### TASK DIRECTIONS
Please retype the data in full and exactly; the pictures are not part of the copy.

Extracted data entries
start

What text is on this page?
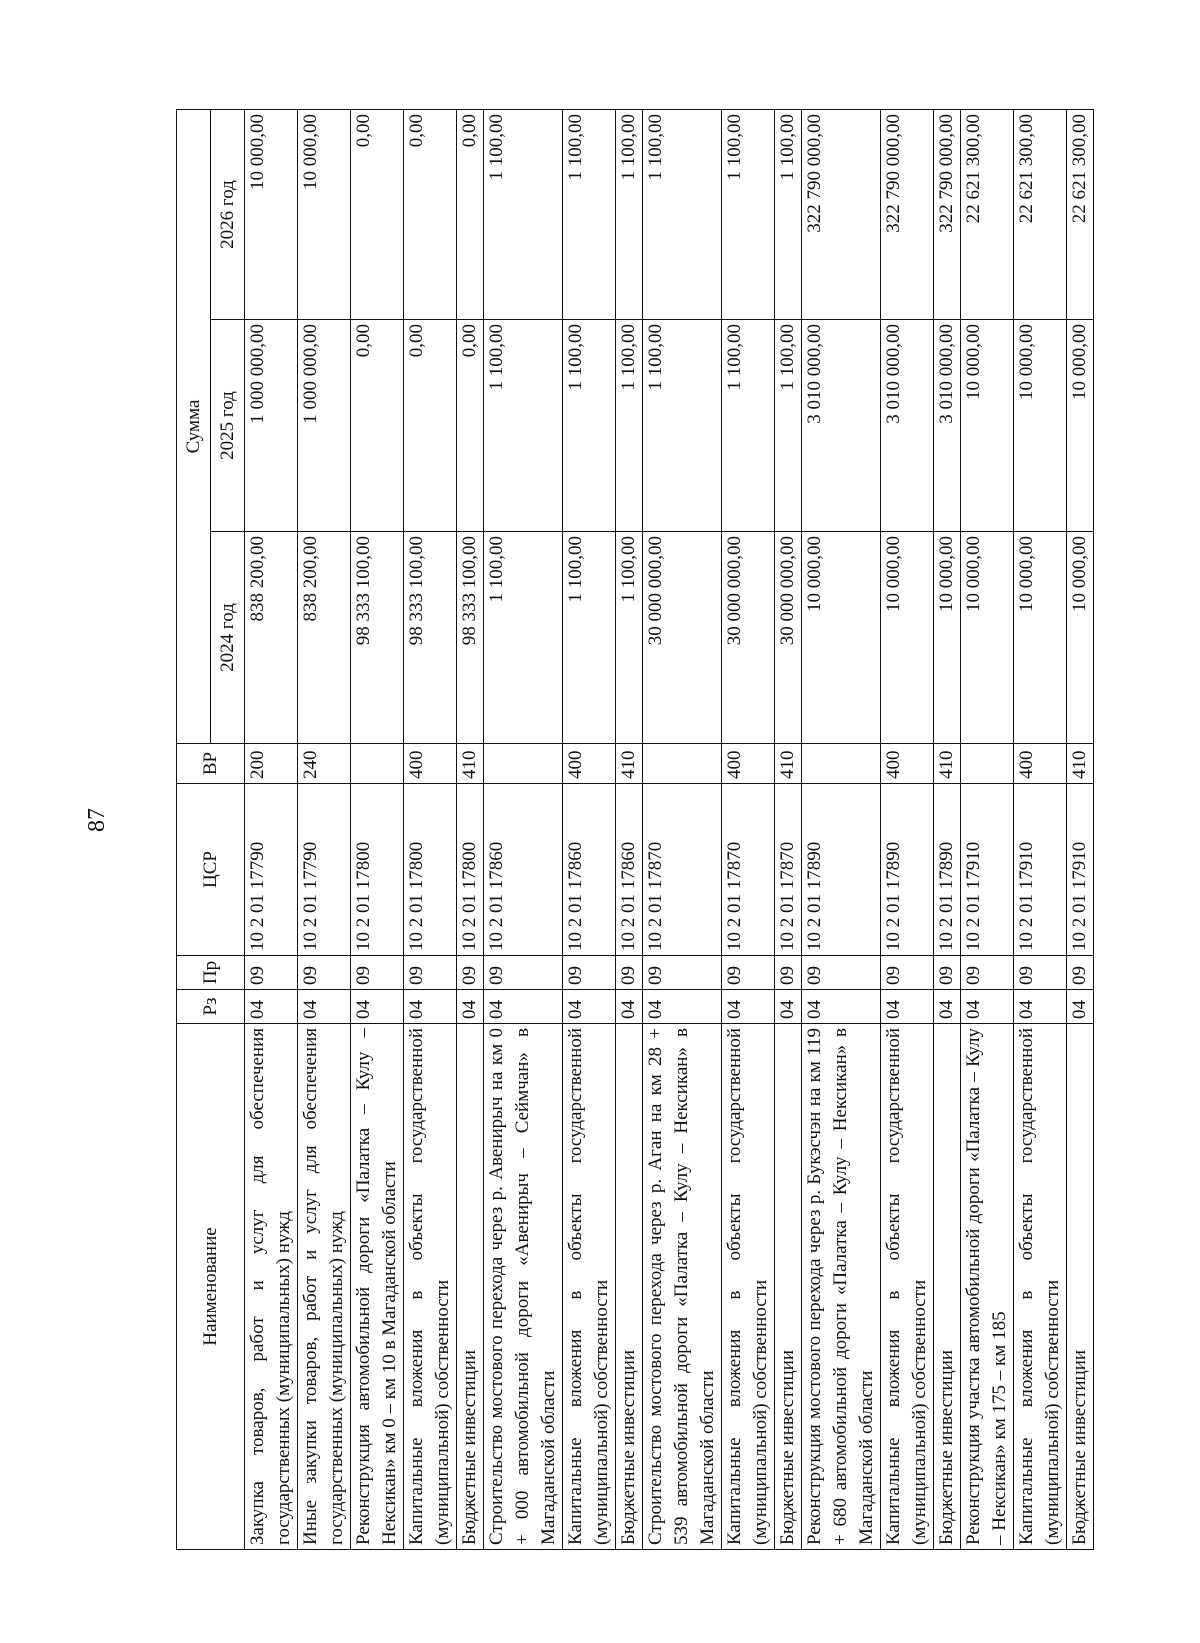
87
Наименование	Рз	Пр	ЦСР	ВР	Сумма		
					2024 год	2025 год	2026 год
Закупка товаров, работ и услуг для обеспечения государственных (муниципальных) нужд	04	09	10 2 01 17790	200	838 200,00	1 000 000,00	10 000,00
Иные закупки товаров, работ и услуг для обеспечения государственных (муниципальных) нужд	04	09	10 2 01 17790	240	838 200,00	1 000 000,00	10 000,00
Реконструкция автомобильной дороги «Палатка – Кулу – Нексикан» км 0 – км 10 в Магаданской области	04	09	10 2 01 17800		98 333 100,00	0,00	0,00
Капитальные вложения в объекты государственной (муниципальной) собственности	04	09	10 2 01 17800	400	98 333 100,00	0,00	0,00
Бюджетные инвестиции	04	09	10 2 01 17800	410	98 333 100,00	0,00	0,00
Строительство мостового перехода через р. Авенирыч на км 0 + 000 автомобильной дороги «Авенирыч – Сеймчан» в Магаданской области	04	09	10 2 01 17860		1 100,00	1 100,00	1 100,00
Капитальные вложения в объекты государственной (муниципальной) собственности	04	09	10 2 01 17860	400	1 100,00	1 100,00	1 100,00
Бюджетные инвестиции	04	09	10 2 01 17860	410	1 100,00	1 100,00	1 100,00
Строительство мостового перехода через р. Аган на км 28 + 539 автомобильной дороги «Палатка – Кулу – Нексикан» в Магаданской области	04	09	10 2 01 17870		30 000 000,00	1 100,00	1 100,00
Капитальные вложения в объекты государственной (муниципальной) собственности	04	09	10 2 01 17870	400	30 000 000,00	1 100,00	1 100,00
Бюджетные инвестиции	04	09	10 2 01 17870	410	30 000 000,00	1 100,00	1 100,00
Реконструкция мостового перехода через р. Букэсчэн на км 119 + 680 автомобильной дороги «Палатка – Кулу – Нексикан» в Магаданской области	04	09	10 2 01 17890		10 000,00	3 010 000,00	322 790 000,00
Капитальные вложения в объекты государственной (муниципальной) собственности	04	09	10 2 01 17890	400	10 000,00	3 010 000,00	322 790 000,00
Бюджетные инвестиции	04	09	10 2 01 17890	410	10 000,00	3 010 000,00	322 790 000,00
Реконструкция участка автомобильной дороги «Палатка – Кулу – Нексикан» км 175 – км 185	04	09	10 2 01 17910		10 000,00	10 000,00	22 621 300,00
Капитальные вложения в объекты государственной (муниципальной) собственности	04	09	10 2 01 17910	400	10 000,00	10 000,00	22 621 300,00
Бюджетные инвестиции	04	09	10 2 01 17910	410	10 000,00	10 000,00	22 621 300,00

end

### SOLUTION FOR THIS PROBLEM
What text is on this page?
87
Наименование	Рз	Пр	ЦСР	ВР	Сумма		
					2024 год	2025 год	2026 год
Закупка товаров, работ и услуг для обеспечения государственных (муниципальных) нужд	04	09	10 2 01 17790	200	838 200,00	1 000 000,00	10 000,00
Иные закупки товаров, работ и услуг для обеспечения государственных (муниципальных) нужд	04	09	10 2 01 17790	240	838 200,00	1 000 000,00	10 000,00
Реконструкция автомобильной дороги «Палатка – Кулу – Нексикан» км 0 – км 10 в Магаданской области	04	09	10 2 01 17800		98 333 100,00	0,00	0,00
Капитальные вложения в объекты государственной (муниципальной) собственности	04	09	10 2 01 17800	400	98 333 100,00	0,00	0,00
Бюджетные инвестиции	04	09	10 2 01 17800	410	98 333 100,00	0,00	0,00
Строительство мостового перехода через р. Авенирыч на км 0 + 000 автомобильной дороги «Авенирыч – Сеймчан» в Магаданской области	04	09	10 2 01 17860		1 100,00	1 100,00	1 100,00
Капитальные вложения в объекты государственной (муниципальной) собственности	04	09	10 2 01 17860	400	1 100,00	1 100,00	1 100,00
Бюджетные инвестиции	04	09	10 2 01 17860	410	1 100,00	1 100,00	1 100,00
Строительство мостового перехода через р. Аган на км 28 + 539 автомобильной дороги «Палатка – Кулу – Нексикан» в Магаданской области	04	09	10 2 01 17870		30 000 000,00	1 100,00	1 100,00
Капитальные вложения в объекты государственной (муниципальной) собственности	04	09	10 2 01 17870	400	30 000 000,00	1 100,00	1 100,00
Бюджетные инвестиции	04	09	10 2 01 17870	410	30 000 000,00	1 100,00	1 100,00
Реконструкция мостового перехода через р. Букэсчэн на км 119 + 680 автомобильной дороги «Палатка – Кулу – Нексикан» в Магаданской области	04	09	10 2 01 17890		10 000,00	3 010 000,00	322 790 000,00
Капитальные вложения в объекты государственной (муниципальной) собственности	04	09	10 2 01 17890	400	10 000,00	3 010 000,00	322 790 000,00
Бюджетные инвестиции	04	09	10 2 01 17890	410	10 000,00	3 010 000,00	322 790 000,00
Реконструкция участка автомобильной дороги «Палатка – Кулу – Нексикан» км 175 – км 185	04	09	10 2 01 17910		10 000,00	10 000,00	22 621 300,00
Капитальные вложения в объекты государственной (муниципальной) собственности	04	09	10 2 01 17910	400	10 000,00	10 000,00	22 621 300,00
Бюджетные инвестиции	04	09	10 2 01 17910	410	10 000,00	10 000,00	22 621 300,00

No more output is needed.